**Material shown**
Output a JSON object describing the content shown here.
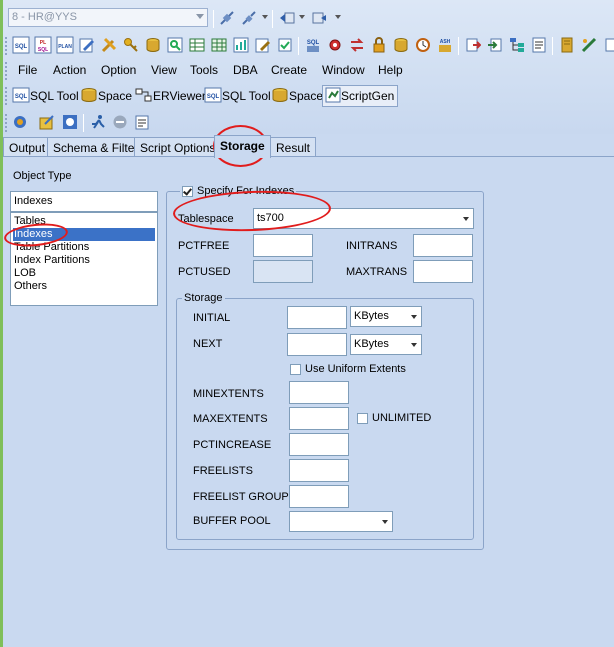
{
  "connection": {
    "value": "8 - HR@YYS"
  },
  "menu": [
    "File",
    "Action",
    "Option",
    "View",
    "Tools",
    "DBA",
    "Create",
    "Window",
    "Help"
  ],
  "window_tabs": [
    {
      "label": "SQL Tool",
      "icon": "sql-tool-icon"
    },
    {
      "label": "Space",
      "icon": "space-icon"
    },
    {
      "label": "ERViewer",
      "icon": "erviewer-icon"
    },
    {
      "label": "SQL Tool",
      "icon": "sql-tool-icon"
    },
    {
      "label": "Space",
      "icon": "space-icon"
    },
    {
      "label": "ScriptGen",
      "icon": "scriptgen-icon"
    }
  ],
  "tabs": [
    "Output",
    "Schema & Filter",
    "Script Options",
    "Storage",
    "Result"
  ],
  "active_tab": "Storage",
  "object_type": {
    "label": "Object Type",
    "selected": "Indexes",
    "items": [
      "Tables",
      "Indexes",
      "Table Partitions",
      "Index Partitions",
      "LOB",
      "Others"
    ]
  },
  "specify": {
    "label": "Specify For Indexes",
    "checked": true
  },
  "tablespace": {
    "label": "Tablespace",
    "value": "ts700"
  },
  "pctfree": {
    "label": "PCTFREE",
    "value": ""
  },
  "pctused": {
    "label": "PCTUSED",
    "value": ""
  },
  "initrans": {
    "label": "INITRANS",
    "value": ""
  },
  "maxtrans": {
    "label": "MAXTRANS",
    "value": ""
  },
  "storage": {
    "title": "Storage",
    "initial": {
      "label": "INITIAL",
      "value": "",
      "unit": "KBytes"
    },
    "next": {
      "label": "NEXT",
      "value": "",
      "unit": "KBytes"
    },
    "uniform": {
      "label": "Use Uniform Extents",
      "checked": false
    },
    "minextents": {
      "label": "MINEXTENTS",
      "value": ""
    },
    "maxextents": {
      "label": "MAXEXTENTS",
      "value": ""
    },
    "unlimited": {
      "label": "UNLIMITED",
      "checked": false
    },
    "pctincrease": {
      "label": "PCTINCREASE",
      "value": ""
    },
    "freelists": {
      "label": "FREELISTS",
      "value": ""
    },
    "freelist_groups": {
      "label": "FREELIST GROUPS",
      "value": ""
    },
    "buffer_pool": {
      "label": "BUFFER POOL",
      "value": ""
    }
  },
  "icon_labels": {
    "sql": "SQL",
    "pl": "PL",
    "plan": "PLAN",
    "ash": "ASH"
  },
  "colors": {
    "background": "#c9d9f0",
    "selection": "#3b72c7",
    "annotation": "#e11c1c"
  }
}
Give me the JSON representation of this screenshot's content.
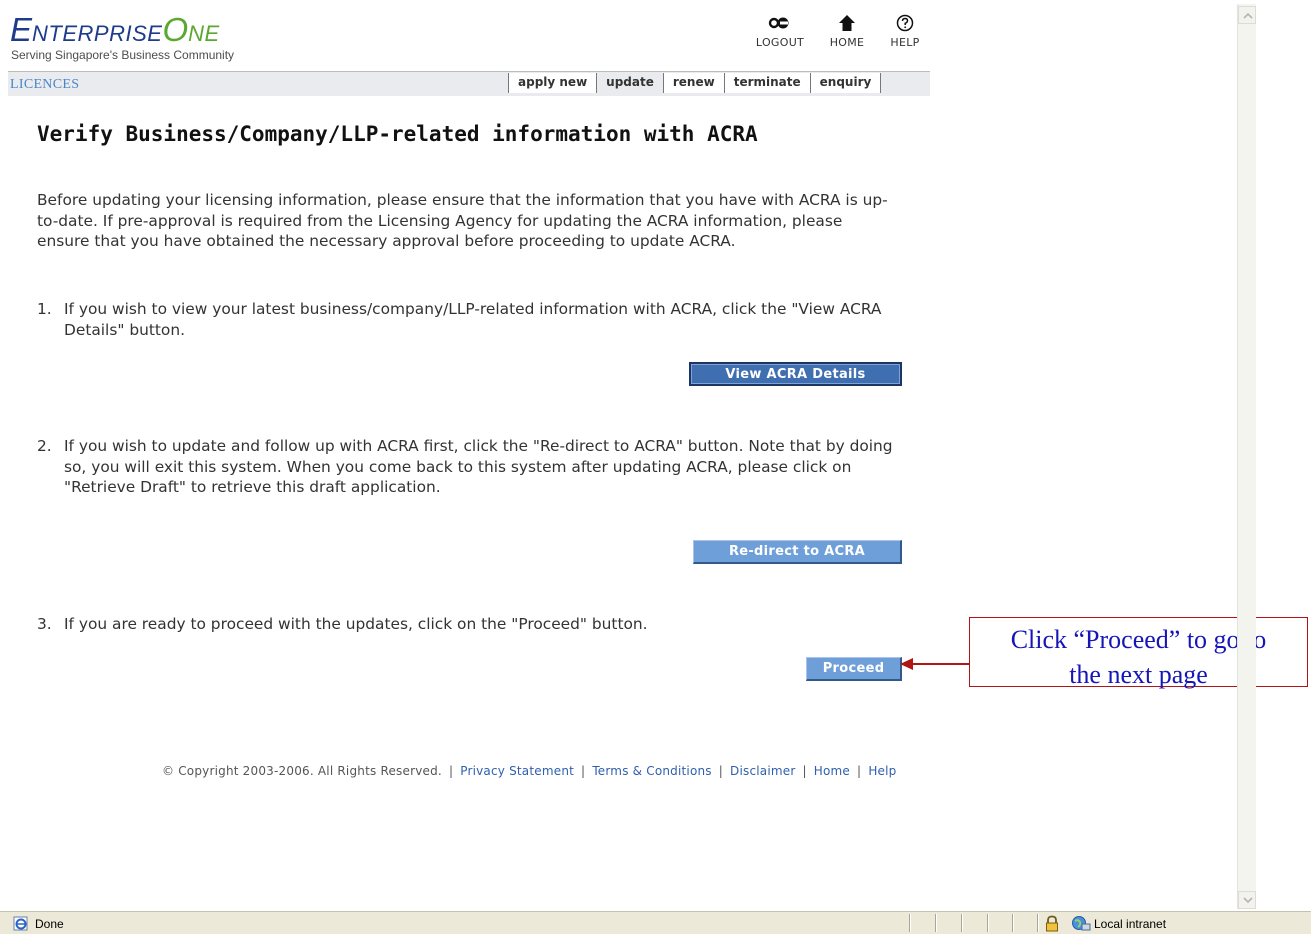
{
  "header": {
    "logo_cap_e": "E",
    "logo_rest_enterprise": "NTERPRISE",
    "logo_cap_o": "O",
    "logo_rest_one": "NE",
    "tagline": "Serving Singapore's Business Community",
    "logout_label": "LOGOUT",
    "home_label": "HOME",
    "help_label": "HELP",
    "section_label": "LICENCES"
  },
  "tabs": [
    {
      "label": "apply new"
    },
    {
      "label": "update"
    },
    {
      "label": "renew"
    },
    {
      "label": "terminate"
    },
    {
      "label": "enquiry"
    }
  ],
  "main": {
    "title": "Verify Business/Company/LLP-related information with ACRA",
    "intro": "Before updating your licensing information, please ensure that the information that you have with ACRA is up-to-date. If pre-approval is required from the Licensing Agency for updating the ACRA information, please ensure that you have obtained the necessary approval before proceeding to update ACRA.",
    "steps": [
      {
        "num": "1.",
        "text": "If you wish to view your latest business/company/LLP-related information with ACRA, click the \"View ACRA Details\" button.",
        "button": "View ACRA Details"
      },
      {
        "num": "2.",
        "text": "If you wish to update and follow up with ACRA first, click the \"Re-direct to ACRA\" button. Note that by doing so, you will exit this system. When you come back to this system after updating ACRA, please click on \"Retrieve Draft\" to retrieve this draft application.",
        "button": "Re-direct to ACRA"
      },
      {
        "num": "3.",
        "text": "If you are ready to proceed with the updates, click on the \"Proceed\" button.",
        "button": "Proceed"
      }
    ]
  },
  "footer": {
    "copyright": "© Copyright 2003-2006. All Rights Reserved.",
    "sep": "|",
    "links": [
      "Privacy Statement",
      "Terms & Conditions",
      "Disclaimer",
      "Home",
      "Help"
    ]
  },
  "callout": {
    "line1": "Click “Proceed” to go to",
    "line2": "the next page"
  },
  "statusbar": {
    "status": "Done",
    "zone": "Local intranet"
  },
  "colors": {
    "brand_blue": "#1f3b8c",
    "brand_green": "#5aa830",
    "button_blue": "#6f9fd9",
    "link": "#2f5fae",
    "callout_border": "#b01414",
    "callout_text": "#1515b8"
  }
}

**Exercise goal**
Copy each line of the listing in which the word "ACRA" can be found.

**Result for this task**
    "title": "Verify Business/Company/LLP-related information with ACRA",
    "intro": "Before updating your licensing information, please ensure that the information that you have with ACRA is up-to-date. If pre-approval is required from the Licensing Agency for updating the ACRA information, please ensure that you have obtained the necessary approval before proceeding to update ACRA.",
        "text": "If you wish to view your latest business/company/LLP-related information with ACRA, click the \"View ACRA Details\" button.",
        "button": "View ACRA Details"
        "text": "If you wish to update and follow up with ACRA first, click the \"Re-direct to ACRA\" button. Note that by doing so, you will exit this system. When you come back to this system after updating ACRA, please click on \"Retrieve Draft\" to retrieve this draft application.",
        "button": "Re-direct to ACRA"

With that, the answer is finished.